*SET TASK A:*
Revise the entries starting at the line that contains "status-marker-label: S xyxy=(150,35,156,46)" and ending at the line that contains "legend-entry-label: 300 - 800", replacing "legend-entry-label" with "legend-item-label" and leaving everything else unchanged. Give only those lines.

*SOURCE EXCERPT:*

Just as Martín assumes his protagonist, in an autofictional wink, Beltrán and Yero enter the scene in their documentaries, they let their voices be heard when they conduct interviews. This need to make transparent the instance that cuts out reality makes it clear that these films -especially documentaries, generically afflicted by a stubborn demand for objectivity- specifically convey the perspectives of the phenomenon that interest their authors.

Still from 'Calls from Moscow' (2023); Luis Alejandro Yero. Film included in the Forum section of the 73rd edition of the Berlin International Film Festival (February 16-26, 2023) (IMAGE www.berlinale.de)

From this underlining of the directorial self, La opción cero and Llamadas desde Moscú ask why someone chooses to emigrate and remain outside Cuba under such conditions. Un homme sous son influence also offers an answer to that question; the main character is shown between the jaws of labor and capitalist power, yet returning to his country is not an option for him. At one point, he tells some colleagues who are considering whether to visit the island on their vacation: "Cuba is really fucked up right now". When one of the guys informs Yero that he works in construction, the latter comments: "Working in construction is a pretty tough job, isn't it?", and the other immediately replies: "Yes, obviously, normally; but it was tougher to live in Cuba, unfortunately. I am not happy. But, to live in Cuba and live the needs that are being seen in the country, I prefer to be here". The same idea is revealed by one of the refugees in The Zero Option when he says to the camera: "Even if I have to go there, in that place, in that mountain, for a year, for however long... But I'm not going there, not even if I'm crazy. Forget about it. Are you crazy? I've spent a lot of work in Cuba".

Such is the existential drift of the Cuban as shown in these three films. Leaving the country is for each of these people the only way to take control of their destiny. They all seem convinced - no matter how fateful the journey to leave Cuba behind, or the circumstances in the host country - to "move on", to "wait", as they say in Llamadas desde Moscú.

Beltrán, Yero and Martín weave eloquent testimonies of the violence inherent to the migratory experience, as well as of the radical shock that the Cuban regime and the harshness of life on the island leave on individual sensibilities. In The Zero Option there is, I believe, a moment capable of condensing the political vision shared by the three films, the directors' views on the singular experiences of their respective characters. It is the sequence in which recordings of a celebration of the Armed Forces Day alternate with videos from social networks about the crossing of the Darien. In addition to marking the false triumphalism of the Cuban political discourse, it points to the historical responsibility of this ideological drift on the fate of the emigrants. In their explorations/testimonies on Cuban emigration today, La opción cero, Llamadas desde Moscú and Un homme sous son influence lay bare the despotism of the Cuban government, as the institutional body into which the 1959 Revolution has drifted.

Still from 'The Zero Option' (2020); Marcel Beltrán

Between the difficulties involved in leaving a country and making a life in another, and the sensation of triumph (perhaps temporary) experienced after leaving, Cuba is expressed in these films as trauma, condemnation, historical fatality... The island expels the Cuban, as much as the place of destination resists welcoming him or her.

*RECORDED INFORMATION:*
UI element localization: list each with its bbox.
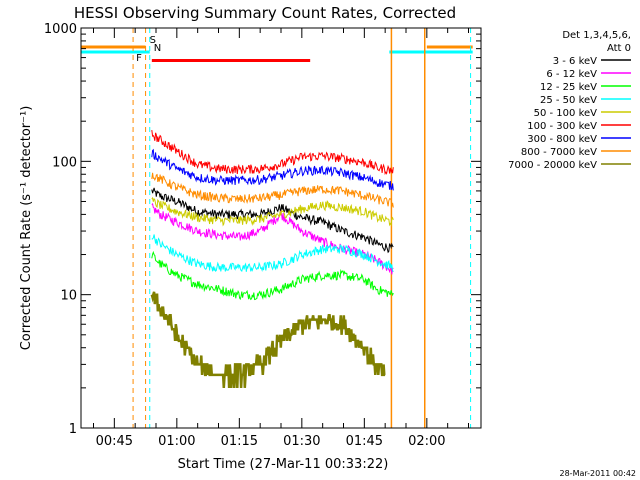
status-marker-label: S xyxy=(150,35,156,46)
x-tick-label: 02:00 xyxy=(408,434,445,449)
footer-date: 28-Mar-2011 00:42 xyxy=(560,469,637,478)
legend-entry-label: 3 - 6 keV xyxy=(553,56,597,67)
y-axis-label: Corrected Count Rate (s⁻¹ detector⁻¹) xyxy=(19,106,34,351)
series-line xyxy=(151,172,394,208)
status-marker-label: F xyxy=(136,53,142,64)
x-axis: 00:45 01:00 01:15 01:30 01:45 02:00 xyxy=(93,28,469,449)
legend-entry-label: 100 - 300 keV xyxy=(527,121,597,132)
y-tick-label: 1 xyxy=(69,422,77,437)
status-marker-label: N xyxy=(154,43,161,54)
legend-entry-label: 6 - 12 keV xyxy=(546,69,597,80)
legend-entry-label: 800 - 7000 keV xyxy=(521,147,597,158)
status-markers xyxy=(132,28,472,428)
status-bars xyxy=(81,45,473,63)
legend: Det 1,3,4,5,6, Att 0 3 - 6 keV 6 - 12 keV 12… xyxy=(508,30,631,171)
x-tick-label: 01:15 xyxy=(221,434,258,449)
legend-entry-label: 12 - 25 keV xyxy=(540,82,597,93)
legend-entry-label: 300 - 800 keV xyxy=(527,134,597,145)
legend-entry-label: 50 - 100 keV xyxy=(534,108,598,119)
y-axis: 1 10 100 1000 xyxy=(44,22,481,437)
marker-labels: SF N xyxy=(136,35,161,64)
x-tick-label: 01:30 xyxy=(283,434,320,449)
series-line xyxy=(151,234,394,273)
series-line xyxy=(150,291,386,388)
series-line xyxy=(151,196,394,227)
legend-title: Det 1,3,4,5,6, xyxy=(562,30,631,41)
series-line xyxy=(151,148,394,191)
legend-entry-label: 25 - 50 keV xyxy=(540,95,597,106)
y-tick-label: 1000 xyxy=(44,22,77,37)
legend-title: Att 0 xyxy=(607,43,631,54)
legend-entry-label: 7000 - 20000 keV xyxy=(508,160,597,171)
chart-title: HESSI Observing Summary Count Rates, Cor… xyxy=(74,4,456,22)
x-axis-label: Start Time (27-Mar-11 00:33:22) xyxy=(178,457,389,472)
series-lines xyxy=(150,130,394,388)
x-tick-label: 01:45 xyxy=(346,434,383,449)
x-tick-label: 01:00 xyxy=(158,434,195,449)
series-line xyxy=(151,187,394,254)
y-tick-label: 10 xyxy=(60,289,77,304)
y-tick-label: 100 xyxy=(52,155,77,170)
series-line xyxy=(151,130,394,176)
series-line xyxy=(151,250,394,301)
x-tick-label: 00:45 xyxy=(96,434,133,449)
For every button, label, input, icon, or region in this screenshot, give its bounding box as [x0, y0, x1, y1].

*SET TASK B:*
State whether each statement agrees with the passage on Cuban emigration films, answering yes or no and quoting the words that decide it: (i) 'Calls from Moscow' was included in the Forum section of the 73rd Berlin International Film Festival; (ii) 'The Zero Option' was released in 2023; (iii) in Un homme sous son influence, returning to his country is an option for the main character.

*EXERCISE RESULT A:*
status-marker-label: S xyxy=(150,35,156,46)
x-tick-label: 02:00 xyxy=(408,434,445,449)
footer-date: 28-Mar-2011 00:42 xyxy=(560,469,637,478)
legend-item-label: 3 - 6 keV xyxy=(553,56,597,67)
y-axis-label: Corrected Count Rate (s⁻¹ detector⁻¹) xyxy=(19,106,34,351)
series-line xyxy=(151,172,394,208)
status-marker-label: F xyxy=(136,53,142,64)
x-axis: 00:45 01:00 01:15 01:30 01:45 02:00 xyxy=(93,28,469,449)
legend-item-label: 100 - 300 keV xyxy=(527,121,597,132)
y-tick-label: 1 xyxy=(69,422,77,437)
status-marker-label: N xyxy=(154,43,161,54)
legend-item-label: 6 - 12 keV xyxy=(546,69,597,80)
legend-item-label: 800 - 7000 keV xyxy=(521,147,597,158)
status-markers xyxy=(132,28,472,428)
status-bars xyxy=(81,45,473,63)
legend: Det 1,3,4,5,6, Att 0 3 - 6 keV 6 - 12 keV 12… xyxy=(508,30,631,171)
x-tick-label: 01:15 xyxy=(221,434,258,449)
legend-item-label: 12 - 25 keV xyxy=(540,82,597,93)
legend-item-label: 300 - 800 keV xyxy=(527,134,597,145)

*EXERCISE RESULT B:*
(i) Yes: "Film included in the Forum section of the 73rd edition of the Berlin International Film Festival"
(ii) No: "Still from 'The Zero Option' (2020); Marcel Beltrán"
(iii) No: "yet returning to his country is not an option for him"